Text to read:
----
Fuentes, Zacharias. “Letter to the Editor: National Intelligence Strike Teams.” Homeland Security Affairs 4, Article 9 (October 2008). https://www.hsaj.org/articles/593

Letter to the Editor

Dear Editor,

I am in full agreement with Adam Crowe’s article “National Strike Teams: An Alternative to Low Probability, High Consequence Events.” In fact I believe that the organization of strike teams should be extended to intelligence collection teams originating at the local level.

Homeland security since 9/11 has evolved around first responders and their reaction to hazards, catastrophes, and terrorist threats. The effort has lacked support for law enforcement training in terrorism counteraction. A terrorist attack when it comes will affect the local level first, followed by the state and national level organizations. The gap remains where it is needed most: at the local law enforcement level.

The RAND Corporation recently published a paper authored by Seth G. Jones and Martin C. Libicki on “How Terrorist Organizations Come to an End.” The evidence in the Rand study shows that active terrorist groups since 1968 through 2006 have come to an end by different means: (1) they joined the political process or (2) local police and intelligence arrested or killed key members. Military forces have rarely been the primary reason for the end of terrorist groups and few groups within this time frame achieved victory.

Terrorist groups, be they foreign or domestic, have been defeated by diligent and dedicated police work. In all cases it has required a well-trained police force and intelligence-gathering organizations which eventually led to the arrest or deaths of those involved in acts of terrorism. At present the local police departments have not been trained in the gathering of intelligence through a network of agents specifically designed to counter the terrorist threat. In order to fill this need it is important and necessary to develop a well-trained group of law enforcement officers at the local level to establish police departments’ Intelligence Strike Teams (IST) to identify terrorist activity and those involved in such efforts. Since all the ports of entry are now protected from illegal entry it is safe to assume that terrorists will attempt to enter the country surreptitiously by other means, i.e. crossing the border illegally, entering the country with third country passports, and/or gaining legal entry under false pretenses, perhaps as students or as business associates of third country business groups. This will limit the number of foreign agents entering the country and will give rise to the “home grown” terrorist group(s).

Countering this threat will require a group of law enforcement officers designated as Intelligence Strike Teams (IST), selected from each major center of the target population area. For example let’s assume that on the west coast the largest target population is in Los Angeles and the surrounding area. Officers from each of the departments in the Los Angeles area would work with the Los Angeles Police Department Intelligence Strike Team.  All information/intelligence would be processed and coordinated from the offices of the LAPD and disseminated within the police departments in that area as required. The LAPD operating team would process the information and send the information to a coordinating center like Denver where a National Intelligence Strike Team would process the information/intelligence and disseminate it nationally. Each team would work independently but coordinate information through the federal Department of Homeland Security (DHS) processing center in its area. This allows each department to work autonomously within its area and as a part of a larger effort.
----
[Region annotation rows]
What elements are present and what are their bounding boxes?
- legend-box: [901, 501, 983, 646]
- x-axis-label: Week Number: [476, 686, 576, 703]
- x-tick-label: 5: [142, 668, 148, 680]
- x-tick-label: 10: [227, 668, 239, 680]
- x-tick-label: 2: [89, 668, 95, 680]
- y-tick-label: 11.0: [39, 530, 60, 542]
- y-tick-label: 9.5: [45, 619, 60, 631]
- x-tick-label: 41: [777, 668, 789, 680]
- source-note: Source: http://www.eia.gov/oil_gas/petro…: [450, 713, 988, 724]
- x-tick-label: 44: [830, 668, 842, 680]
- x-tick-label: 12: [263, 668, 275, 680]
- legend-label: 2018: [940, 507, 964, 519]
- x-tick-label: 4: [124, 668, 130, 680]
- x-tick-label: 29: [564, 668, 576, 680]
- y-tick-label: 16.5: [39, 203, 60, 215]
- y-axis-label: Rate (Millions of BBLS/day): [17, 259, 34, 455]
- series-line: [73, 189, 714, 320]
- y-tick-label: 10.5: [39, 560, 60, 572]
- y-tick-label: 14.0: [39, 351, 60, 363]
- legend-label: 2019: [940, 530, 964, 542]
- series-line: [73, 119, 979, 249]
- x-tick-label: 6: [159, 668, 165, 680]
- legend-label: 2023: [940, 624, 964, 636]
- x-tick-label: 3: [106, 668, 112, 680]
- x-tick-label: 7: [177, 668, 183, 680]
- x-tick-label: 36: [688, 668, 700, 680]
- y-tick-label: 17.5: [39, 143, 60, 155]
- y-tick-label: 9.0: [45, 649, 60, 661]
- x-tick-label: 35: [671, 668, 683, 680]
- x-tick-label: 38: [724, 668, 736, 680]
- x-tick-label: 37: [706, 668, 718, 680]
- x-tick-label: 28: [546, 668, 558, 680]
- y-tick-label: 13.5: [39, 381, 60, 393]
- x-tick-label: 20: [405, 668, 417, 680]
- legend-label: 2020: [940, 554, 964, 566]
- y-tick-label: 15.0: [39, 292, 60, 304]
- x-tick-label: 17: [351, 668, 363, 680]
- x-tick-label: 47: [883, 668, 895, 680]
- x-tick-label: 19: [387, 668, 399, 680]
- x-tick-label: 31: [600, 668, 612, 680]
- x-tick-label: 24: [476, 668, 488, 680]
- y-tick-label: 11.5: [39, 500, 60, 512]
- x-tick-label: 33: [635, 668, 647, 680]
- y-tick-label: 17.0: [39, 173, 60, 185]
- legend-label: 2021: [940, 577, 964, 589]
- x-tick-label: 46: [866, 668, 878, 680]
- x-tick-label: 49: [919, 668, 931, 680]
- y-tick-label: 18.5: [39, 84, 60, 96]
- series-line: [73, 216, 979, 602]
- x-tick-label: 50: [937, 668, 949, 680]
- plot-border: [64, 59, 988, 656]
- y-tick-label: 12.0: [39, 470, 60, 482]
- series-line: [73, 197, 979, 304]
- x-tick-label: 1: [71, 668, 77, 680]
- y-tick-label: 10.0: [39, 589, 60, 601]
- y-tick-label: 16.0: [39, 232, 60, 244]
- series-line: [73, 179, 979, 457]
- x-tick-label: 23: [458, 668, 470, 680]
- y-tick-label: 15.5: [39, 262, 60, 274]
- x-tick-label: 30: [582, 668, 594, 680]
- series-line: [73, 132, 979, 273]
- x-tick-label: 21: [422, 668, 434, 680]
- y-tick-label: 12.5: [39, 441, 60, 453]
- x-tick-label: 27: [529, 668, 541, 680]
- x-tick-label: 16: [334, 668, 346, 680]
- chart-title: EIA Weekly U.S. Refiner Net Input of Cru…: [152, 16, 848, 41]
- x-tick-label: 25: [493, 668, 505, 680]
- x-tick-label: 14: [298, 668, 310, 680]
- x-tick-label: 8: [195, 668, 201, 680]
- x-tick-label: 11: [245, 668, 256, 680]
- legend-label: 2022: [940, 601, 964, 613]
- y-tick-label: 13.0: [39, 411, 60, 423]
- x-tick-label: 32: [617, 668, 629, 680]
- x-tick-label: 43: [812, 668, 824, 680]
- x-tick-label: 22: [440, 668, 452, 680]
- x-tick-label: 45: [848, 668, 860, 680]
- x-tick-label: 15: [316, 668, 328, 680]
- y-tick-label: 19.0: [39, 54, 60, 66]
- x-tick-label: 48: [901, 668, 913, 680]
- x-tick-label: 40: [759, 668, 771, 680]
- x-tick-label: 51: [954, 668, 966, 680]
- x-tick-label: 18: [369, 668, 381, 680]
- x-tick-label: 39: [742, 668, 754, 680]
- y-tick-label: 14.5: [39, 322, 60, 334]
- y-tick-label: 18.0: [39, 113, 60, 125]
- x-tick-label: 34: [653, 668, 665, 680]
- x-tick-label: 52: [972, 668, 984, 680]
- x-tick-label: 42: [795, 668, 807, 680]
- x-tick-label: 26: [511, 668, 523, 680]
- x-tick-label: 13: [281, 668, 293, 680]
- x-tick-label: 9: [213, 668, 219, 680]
----
Problem to work on: Extend the letter on National Intelligence Strike Teams, starting right after its final sentence and keeping its tone and argument.

Answer below:
The most important part of this system will be the training and implementation of the police departments’ Intelligence Strike Teams. The team will engage in developing sources; coordinating with target population leaders and establishing community ties; proselytizing business owners who sell whatever dangerous materials a terrorist group would look to buy. The training will consist of human intelligence collection, to include source operations; training and evaluating Human Intelligence (HUMINT) sources and documents for exploitation; interrogations, debriefings, and elicitations for positive intelligence and information; counterintelligence; and force protection operations, including liaisons with counterintelligence sources. Also, they must train to prepare and edit intelligence and administrative reports, analyze intelligence using HUMINT communications and reporting equipment, and perform briefings as necessary. The objective is to identify agents operating in the target population community and any enemy combatants operating within the community.

The IST will be assigned to specific areas, i.e. West Coast, East Coast, South Atlantic States, Southern States, Midwest, and Western States area to coordinate within their area the efforts of the IST and DHS and its national agencies. The funding for the police departments’ Intelligence Strike Teams should come from the DHS budget and the training made available through each National Intelligence Strike Team. The IST will also utilize the support of their department’s armed teams, i.e. SWAT and supported by whatever other national armed strike resources are needed. The key to the program is the individual autonomy of each team and the training which will prepare the individual officer of each team in HUMINT collection. The IST will be the first to come into any kind of contact with the threat. Through its net of established agents it will know if there are any strangers in the community; become aware of any new vehicles and tenants; and any new activity in the neighborhood. The agents will also report strangers in areas of the neighborhood.

The establishment of the NIST will provide the fastest alarm, and also build goodwill in the target population by enlisting their help in a war against terrorism. The defeat of terrorism consists of efficient policing of America’s borders; the preparation for the aftermath of a terrorist act and the implementation of Local Intelligence Strike Teams to counter terrorism at its operational level within the boundaries of the continental United States. The IST and NIST will be America’s first line of defense against the home grown terrorist groups which will emerge given the success of our international counter-terrorism efforts.

CWO Zacharias Fuentes

U.S. Army Retired

August 28, 2008


This letter was originally published at the URL https://www.hsaj.org/?fullarticle=4.3.9.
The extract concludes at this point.